Re: Janus [was Evidence for the simulation argument ]

2007-03-23 Thread Bruno Marchal

Mark,

I appreciate your post, and I take any feeling, that what is said here 
is incompatible with the computationalist hypothesis, as a 
misunderstanding of what comp could be, or as an absence of knowledge 
of how computer science and mathematical logic force us to revise our 
opinion on machine and numbers (natural or not). The Janus image is 
cute. From any correct machine point of views, incompleteness forces us 
to recognize that arithmetical truth is a Janus with at least 8 (or 16, 
or 24, ...) heads. Those unavoidable quite different internal and not 
always arithmetical view of the arithmetical reality(*) connect all 
machine dreams in an eventually empirically testable view, and also, 
contrary to usual physics prevent at the start the usual pre-Loebian 
pseudo-mechanist or materialist elimination of the person.

Bruno

(*) For example, from the first person point of view a machine cannot 
identify herself with ANY machine. When a machine says I am not a 
machine, if I denotes the first person canonically attached to the 
machine, such an assertion is correct. I know that this is 
counter-intuitive. I can provide more technical explanation if asked.



Le 21-mars-07, à 18:05, Mark Peaty a écrit :


 John, with your rich linguistic experience you surely recognise
 that English [plain or otherwise] is very much a hybrid language
 - and surely many who are forced to learn it as a second or
 third language would call it 'b*stard' even. And the way that we
 native speakers of English use words from other languages is
 never very consistent, Imp*rialistically exploitative is the
 stronger tradition. So please don't expect great depth of
 empathy with Latin or whatever.

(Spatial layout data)

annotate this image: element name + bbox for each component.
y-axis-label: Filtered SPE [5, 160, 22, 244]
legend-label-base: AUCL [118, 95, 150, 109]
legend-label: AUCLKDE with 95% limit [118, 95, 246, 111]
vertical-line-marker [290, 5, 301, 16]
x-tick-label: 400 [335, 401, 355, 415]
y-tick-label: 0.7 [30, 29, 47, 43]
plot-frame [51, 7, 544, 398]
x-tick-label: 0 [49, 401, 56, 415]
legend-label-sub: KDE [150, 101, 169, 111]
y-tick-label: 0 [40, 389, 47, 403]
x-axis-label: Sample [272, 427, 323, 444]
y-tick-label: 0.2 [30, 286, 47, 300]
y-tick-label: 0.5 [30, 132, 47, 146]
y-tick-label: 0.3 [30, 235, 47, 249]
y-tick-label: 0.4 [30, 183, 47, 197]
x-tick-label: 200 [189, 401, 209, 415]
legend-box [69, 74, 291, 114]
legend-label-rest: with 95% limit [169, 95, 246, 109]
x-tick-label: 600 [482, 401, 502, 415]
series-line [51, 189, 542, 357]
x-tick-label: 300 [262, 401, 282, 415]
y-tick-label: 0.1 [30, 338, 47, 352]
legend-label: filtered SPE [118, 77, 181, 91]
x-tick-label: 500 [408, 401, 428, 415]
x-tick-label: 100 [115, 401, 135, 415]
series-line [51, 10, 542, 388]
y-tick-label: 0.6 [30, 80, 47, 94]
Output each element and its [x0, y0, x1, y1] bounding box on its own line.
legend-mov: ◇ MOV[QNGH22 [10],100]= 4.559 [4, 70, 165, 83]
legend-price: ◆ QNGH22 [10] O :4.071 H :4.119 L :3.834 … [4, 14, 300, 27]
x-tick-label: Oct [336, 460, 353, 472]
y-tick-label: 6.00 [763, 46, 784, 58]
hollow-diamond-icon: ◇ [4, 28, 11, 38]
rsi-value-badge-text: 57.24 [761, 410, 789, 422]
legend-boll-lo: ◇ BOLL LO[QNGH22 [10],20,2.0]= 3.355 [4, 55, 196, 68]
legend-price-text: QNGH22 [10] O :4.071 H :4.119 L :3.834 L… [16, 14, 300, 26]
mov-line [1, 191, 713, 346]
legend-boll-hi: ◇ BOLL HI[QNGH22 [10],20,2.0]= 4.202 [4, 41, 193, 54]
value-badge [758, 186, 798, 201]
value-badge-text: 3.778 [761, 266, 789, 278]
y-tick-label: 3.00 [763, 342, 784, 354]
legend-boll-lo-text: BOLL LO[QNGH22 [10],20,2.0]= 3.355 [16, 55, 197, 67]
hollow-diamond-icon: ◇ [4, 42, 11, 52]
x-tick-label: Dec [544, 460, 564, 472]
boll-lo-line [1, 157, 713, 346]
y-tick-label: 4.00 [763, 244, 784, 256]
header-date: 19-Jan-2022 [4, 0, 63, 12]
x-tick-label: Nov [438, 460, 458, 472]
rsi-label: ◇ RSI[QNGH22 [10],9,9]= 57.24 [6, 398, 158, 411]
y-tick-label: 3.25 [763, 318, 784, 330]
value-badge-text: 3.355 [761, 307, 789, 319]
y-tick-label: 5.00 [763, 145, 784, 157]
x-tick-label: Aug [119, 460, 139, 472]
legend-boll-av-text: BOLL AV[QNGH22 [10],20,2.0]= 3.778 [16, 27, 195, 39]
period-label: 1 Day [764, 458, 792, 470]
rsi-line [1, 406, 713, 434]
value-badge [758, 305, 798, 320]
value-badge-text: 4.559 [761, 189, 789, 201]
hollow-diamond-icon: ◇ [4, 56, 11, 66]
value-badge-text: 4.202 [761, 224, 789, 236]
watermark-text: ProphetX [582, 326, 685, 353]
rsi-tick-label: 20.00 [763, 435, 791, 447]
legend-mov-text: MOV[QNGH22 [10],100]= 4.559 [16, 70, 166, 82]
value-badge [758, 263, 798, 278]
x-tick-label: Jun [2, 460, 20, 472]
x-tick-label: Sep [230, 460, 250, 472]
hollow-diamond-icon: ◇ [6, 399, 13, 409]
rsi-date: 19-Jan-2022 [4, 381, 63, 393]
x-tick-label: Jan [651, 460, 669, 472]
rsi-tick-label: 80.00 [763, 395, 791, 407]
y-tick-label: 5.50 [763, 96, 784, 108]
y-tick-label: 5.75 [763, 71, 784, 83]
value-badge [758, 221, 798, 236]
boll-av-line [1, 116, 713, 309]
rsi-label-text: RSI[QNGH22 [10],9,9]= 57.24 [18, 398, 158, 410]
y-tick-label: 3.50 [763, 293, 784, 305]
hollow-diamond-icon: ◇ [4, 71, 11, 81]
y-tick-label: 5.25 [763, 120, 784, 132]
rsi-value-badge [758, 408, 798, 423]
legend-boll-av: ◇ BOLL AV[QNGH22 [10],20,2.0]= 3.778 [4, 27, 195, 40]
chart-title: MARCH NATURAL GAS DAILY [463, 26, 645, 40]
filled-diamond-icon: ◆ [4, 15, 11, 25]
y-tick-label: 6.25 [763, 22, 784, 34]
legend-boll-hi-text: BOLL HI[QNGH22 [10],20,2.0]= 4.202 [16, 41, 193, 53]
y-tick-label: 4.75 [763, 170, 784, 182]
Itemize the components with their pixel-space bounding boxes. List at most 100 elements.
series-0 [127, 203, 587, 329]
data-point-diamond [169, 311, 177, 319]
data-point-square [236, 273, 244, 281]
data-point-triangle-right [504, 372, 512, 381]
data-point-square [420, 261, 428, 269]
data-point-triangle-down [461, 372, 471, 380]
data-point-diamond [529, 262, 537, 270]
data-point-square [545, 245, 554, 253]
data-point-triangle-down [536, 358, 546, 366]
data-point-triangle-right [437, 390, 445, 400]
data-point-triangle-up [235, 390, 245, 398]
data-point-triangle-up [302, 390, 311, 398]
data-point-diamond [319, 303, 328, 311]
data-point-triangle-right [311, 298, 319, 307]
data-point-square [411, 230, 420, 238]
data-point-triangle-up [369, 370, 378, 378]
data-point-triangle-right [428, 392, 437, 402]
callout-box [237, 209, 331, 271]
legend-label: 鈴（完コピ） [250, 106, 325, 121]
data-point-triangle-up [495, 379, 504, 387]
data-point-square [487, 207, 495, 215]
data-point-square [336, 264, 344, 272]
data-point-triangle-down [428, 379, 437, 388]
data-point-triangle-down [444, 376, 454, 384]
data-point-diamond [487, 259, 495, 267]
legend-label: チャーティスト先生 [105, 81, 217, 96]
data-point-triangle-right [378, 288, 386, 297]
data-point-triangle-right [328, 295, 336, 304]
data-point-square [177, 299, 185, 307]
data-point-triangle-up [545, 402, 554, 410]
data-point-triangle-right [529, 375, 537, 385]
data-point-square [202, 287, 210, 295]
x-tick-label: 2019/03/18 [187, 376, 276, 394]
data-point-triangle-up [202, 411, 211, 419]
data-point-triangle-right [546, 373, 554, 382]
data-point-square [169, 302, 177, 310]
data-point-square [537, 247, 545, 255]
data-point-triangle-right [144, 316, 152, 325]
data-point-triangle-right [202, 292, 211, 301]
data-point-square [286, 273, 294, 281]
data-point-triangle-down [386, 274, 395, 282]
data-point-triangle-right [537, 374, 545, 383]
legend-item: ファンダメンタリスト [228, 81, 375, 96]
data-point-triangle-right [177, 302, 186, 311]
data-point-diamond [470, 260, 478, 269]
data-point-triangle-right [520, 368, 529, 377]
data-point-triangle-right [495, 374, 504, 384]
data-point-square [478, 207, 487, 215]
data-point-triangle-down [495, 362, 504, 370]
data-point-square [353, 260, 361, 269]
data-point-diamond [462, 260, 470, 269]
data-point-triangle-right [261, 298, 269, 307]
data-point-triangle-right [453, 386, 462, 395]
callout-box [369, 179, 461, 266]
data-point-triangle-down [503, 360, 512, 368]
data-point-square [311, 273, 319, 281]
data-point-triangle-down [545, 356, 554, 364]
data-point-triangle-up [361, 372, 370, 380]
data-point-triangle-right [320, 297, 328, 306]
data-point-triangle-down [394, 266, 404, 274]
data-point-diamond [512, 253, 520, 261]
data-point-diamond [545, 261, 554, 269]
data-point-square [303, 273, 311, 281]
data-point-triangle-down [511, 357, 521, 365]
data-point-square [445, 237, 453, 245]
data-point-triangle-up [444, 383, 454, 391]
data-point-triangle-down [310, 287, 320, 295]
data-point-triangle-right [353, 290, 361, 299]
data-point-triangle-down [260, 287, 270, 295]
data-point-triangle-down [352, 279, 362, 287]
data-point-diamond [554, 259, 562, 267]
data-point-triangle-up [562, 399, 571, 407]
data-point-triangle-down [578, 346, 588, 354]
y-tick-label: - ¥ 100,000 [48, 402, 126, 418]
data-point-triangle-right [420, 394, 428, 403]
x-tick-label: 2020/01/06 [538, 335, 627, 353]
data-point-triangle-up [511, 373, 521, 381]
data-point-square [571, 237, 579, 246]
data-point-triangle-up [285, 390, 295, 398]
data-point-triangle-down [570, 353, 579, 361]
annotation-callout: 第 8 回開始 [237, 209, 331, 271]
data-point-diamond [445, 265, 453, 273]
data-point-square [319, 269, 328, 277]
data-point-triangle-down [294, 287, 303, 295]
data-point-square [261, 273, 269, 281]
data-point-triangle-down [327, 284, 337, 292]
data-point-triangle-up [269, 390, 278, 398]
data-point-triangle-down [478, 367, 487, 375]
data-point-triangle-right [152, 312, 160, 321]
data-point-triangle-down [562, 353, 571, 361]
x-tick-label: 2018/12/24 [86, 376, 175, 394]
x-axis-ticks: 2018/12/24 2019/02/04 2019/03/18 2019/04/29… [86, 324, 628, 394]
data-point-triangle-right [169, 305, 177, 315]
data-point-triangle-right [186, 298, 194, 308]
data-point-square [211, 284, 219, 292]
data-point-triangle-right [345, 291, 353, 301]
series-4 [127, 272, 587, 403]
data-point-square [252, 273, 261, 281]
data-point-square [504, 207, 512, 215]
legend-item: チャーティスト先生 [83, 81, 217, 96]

» **Exercise**
From the Janus message, set down word for word the passage between "I appreciate your" and "of the person.", inclusive.

» **Solution to this task**
I appreciate your post, and I take any feeling, that what is said here 
is incompatible with the computationalist hypothesis, as a 
misunderstanding of what comp could be, or as an absence of knowledge 
of how computer science and mathematical logic force us to revise our 
opinion on machine and numbers (natural or not). The Janus image is 
cute. From any correct machine point of views, incompleteness forces us 
to recognize that arithmetical truth is a Janus with at least 8 (or 16, 
or 24, ...) heads. Those unavoidable quite different internal and not 
always arithmetical view of the arithmetical reality(*) connect all 
machine dreams in an eventually empirically testable view, and also, 
contrary to usual physics prevent at the start the usual pre-Loebian 
pseudo-mechanist or materialist elimination of the person.